* **What the task asks**
Write the material out again in full, exactly.

* **Dataset extract**
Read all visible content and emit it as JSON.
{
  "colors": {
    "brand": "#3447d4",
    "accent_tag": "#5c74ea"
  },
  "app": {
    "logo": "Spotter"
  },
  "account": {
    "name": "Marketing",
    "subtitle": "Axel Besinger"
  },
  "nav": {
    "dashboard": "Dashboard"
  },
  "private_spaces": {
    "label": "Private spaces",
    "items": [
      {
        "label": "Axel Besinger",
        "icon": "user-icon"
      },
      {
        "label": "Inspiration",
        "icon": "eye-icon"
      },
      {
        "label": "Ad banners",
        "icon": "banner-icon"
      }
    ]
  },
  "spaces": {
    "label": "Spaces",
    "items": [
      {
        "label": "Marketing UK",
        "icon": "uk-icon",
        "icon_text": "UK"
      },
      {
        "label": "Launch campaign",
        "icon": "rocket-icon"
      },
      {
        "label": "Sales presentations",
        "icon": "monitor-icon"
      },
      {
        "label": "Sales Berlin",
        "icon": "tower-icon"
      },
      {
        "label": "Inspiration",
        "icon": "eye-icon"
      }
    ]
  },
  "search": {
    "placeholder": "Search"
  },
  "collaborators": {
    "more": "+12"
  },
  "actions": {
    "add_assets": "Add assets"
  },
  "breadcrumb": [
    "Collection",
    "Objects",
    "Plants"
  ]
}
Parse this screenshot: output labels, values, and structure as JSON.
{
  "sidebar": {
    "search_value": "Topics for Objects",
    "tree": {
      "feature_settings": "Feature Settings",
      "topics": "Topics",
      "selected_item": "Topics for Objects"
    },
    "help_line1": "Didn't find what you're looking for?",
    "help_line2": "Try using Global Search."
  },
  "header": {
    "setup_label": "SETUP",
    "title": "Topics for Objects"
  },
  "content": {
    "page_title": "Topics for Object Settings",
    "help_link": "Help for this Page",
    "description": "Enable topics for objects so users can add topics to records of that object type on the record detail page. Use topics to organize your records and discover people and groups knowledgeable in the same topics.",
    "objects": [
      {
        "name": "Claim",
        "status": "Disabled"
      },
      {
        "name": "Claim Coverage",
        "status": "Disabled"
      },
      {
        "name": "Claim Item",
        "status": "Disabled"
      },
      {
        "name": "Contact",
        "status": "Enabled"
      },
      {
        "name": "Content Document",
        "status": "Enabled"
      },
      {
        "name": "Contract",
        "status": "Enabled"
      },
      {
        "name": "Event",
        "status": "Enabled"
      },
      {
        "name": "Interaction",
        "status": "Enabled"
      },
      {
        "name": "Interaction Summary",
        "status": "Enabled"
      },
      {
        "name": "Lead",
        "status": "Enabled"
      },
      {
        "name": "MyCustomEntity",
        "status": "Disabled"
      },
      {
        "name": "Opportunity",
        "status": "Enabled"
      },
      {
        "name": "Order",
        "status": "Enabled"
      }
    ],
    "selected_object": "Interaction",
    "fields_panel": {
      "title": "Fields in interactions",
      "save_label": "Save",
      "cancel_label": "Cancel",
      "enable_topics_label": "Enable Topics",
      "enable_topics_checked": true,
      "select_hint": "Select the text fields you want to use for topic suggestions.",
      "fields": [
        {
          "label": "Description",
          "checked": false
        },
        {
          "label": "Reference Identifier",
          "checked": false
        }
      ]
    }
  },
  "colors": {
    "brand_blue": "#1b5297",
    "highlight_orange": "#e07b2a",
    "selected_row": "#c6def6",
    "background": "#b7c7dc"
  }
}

* **Solution to this exercise**
Read all visible content and emit it as JSON.
{
  "colors": {
    "brand": "#3447d4",
    "accent_tag": "#5c74ea"
  },
  "app": {
    "logo": "Spotter"
  },
  "account": {
    "name": "Marketing",
    "subtitle": "Axel Besinger"
  },
  "nav": {
    "dashboard": "Dashboard"
  },
  "private_spaces": {
    "label": "Private spaces",
    "items": [
      {
        "label": "Axel Besinger",
        "icon": "user-icon"
      },
      {
        "label": "Inspiration",
        "icon": "eye-icon"
      },
      {
        "label": "Ad banners",
        "icon": "banner-icon"
      }
    ]
  },
  "spaces": {
    "label": "Spaces",
    "items": [
      {
        "label": "Marketing UK",
        "icon": "uk-icon",
        "icon_text": "UK"
      },
      {
        "label": "Launch campaign",
        "icon": "rocket-icon"
      },
      {
        "label": "Sales presentations",
        "icon": "monitor-icon"
      },
      {
        "label": "Sales Berlin",
        "icon": "tower-icon"
      },
      {
        "label": "Inspiration",
        "icon": "eye-icon"
      }
    ]
  },
  "search": {
    "placeholder": "Search"
  },
  "collaborators": {
    "more": "+12"
  },
  "actions": {
    "add_assets": "Add assets"
  },
  "breadcrumb": [
    "Collection",
    "Objects",
    "Plants"
  ]
}
Parse this screenshot: output labels, values, and structure as JSON.
{
  "sidebar": {
    "search_value": "Topics for Objects",
    "tree": {
      "feature_settings": "Feature Settings",
      "topics": "Topics",
      "selected_item": "Topics for Objects"
    },
    "help_line1": "Didn't find what you're looking for?",
    "help_line2": "Try using Global Search."
  },
  "header": {
    "setup_label": "SETUP",
    "title": "Topics for Objects"
  },
  "content": {
    "page_title": "Topics for Object Settings",
    "help_link": "Help for this Page",
    "description": "Enable topics for objects so users can add topics to records of that object type on the record detail page. Use topics to organize your records and discover people and groups knowledgeable in the same topics.",
    "objects": [
      {
        "name": "Claim",
        "status": "Disabled"
      },
      {
        "name": "Claim Coverage",
        "status": "Disabled"
      },
      {
        "name": "Claim Item",
        "status": "Disabled"
      },
      {
        "name": "Contact",
        "status": "Enabled"
      },
      {
        "name": "Content Document",
        "status": "Enabled"
      },
      {
        "name": "Contract",
        "status": "Enabled"
      },
      {
        "name": "Event",
        "status": "Enabled"
      },
      {
        "name": "Interaction",
        "status": "Enabled"
      },
      {
        "name": "Interaction Summary",
        "status": "Enabled"
      },
      {
        "name": "Lead",
        "status": "Enabled"
      },
      {
        "name": "MyCustomEntity",
        "status": "Disabled"
      },
      {
        "name": "Opportunity",
        "status": "Enabled"
      },
      {
        "name": "Order",
        "status": "Enabled"
      }
    ],
    "selected_object": "Interaction",
    "fields_panel": {
      "title": "Fields in interactions",
      "save_label": "Save",
      "cancel_label": "Cancel",
      "enable_topics_label": "Enable Topics",
      "enable_topics_checked": true,
      "select_hint": "Select the text fields you want to use for topic suggestions.",
      "fields": [
        {
          "label": "Description",
          "checked": false
        },
        {
          "label": "Reference Identifier",
          "checked": false
        }
      ]
    }
  },
  "colors": {
    "brand_blue": "#1b5297",
    "highlight_orange": "#e07b2a",
    "selected_row": "#c6def6",
    "background": "#b7c7dc"
  }
}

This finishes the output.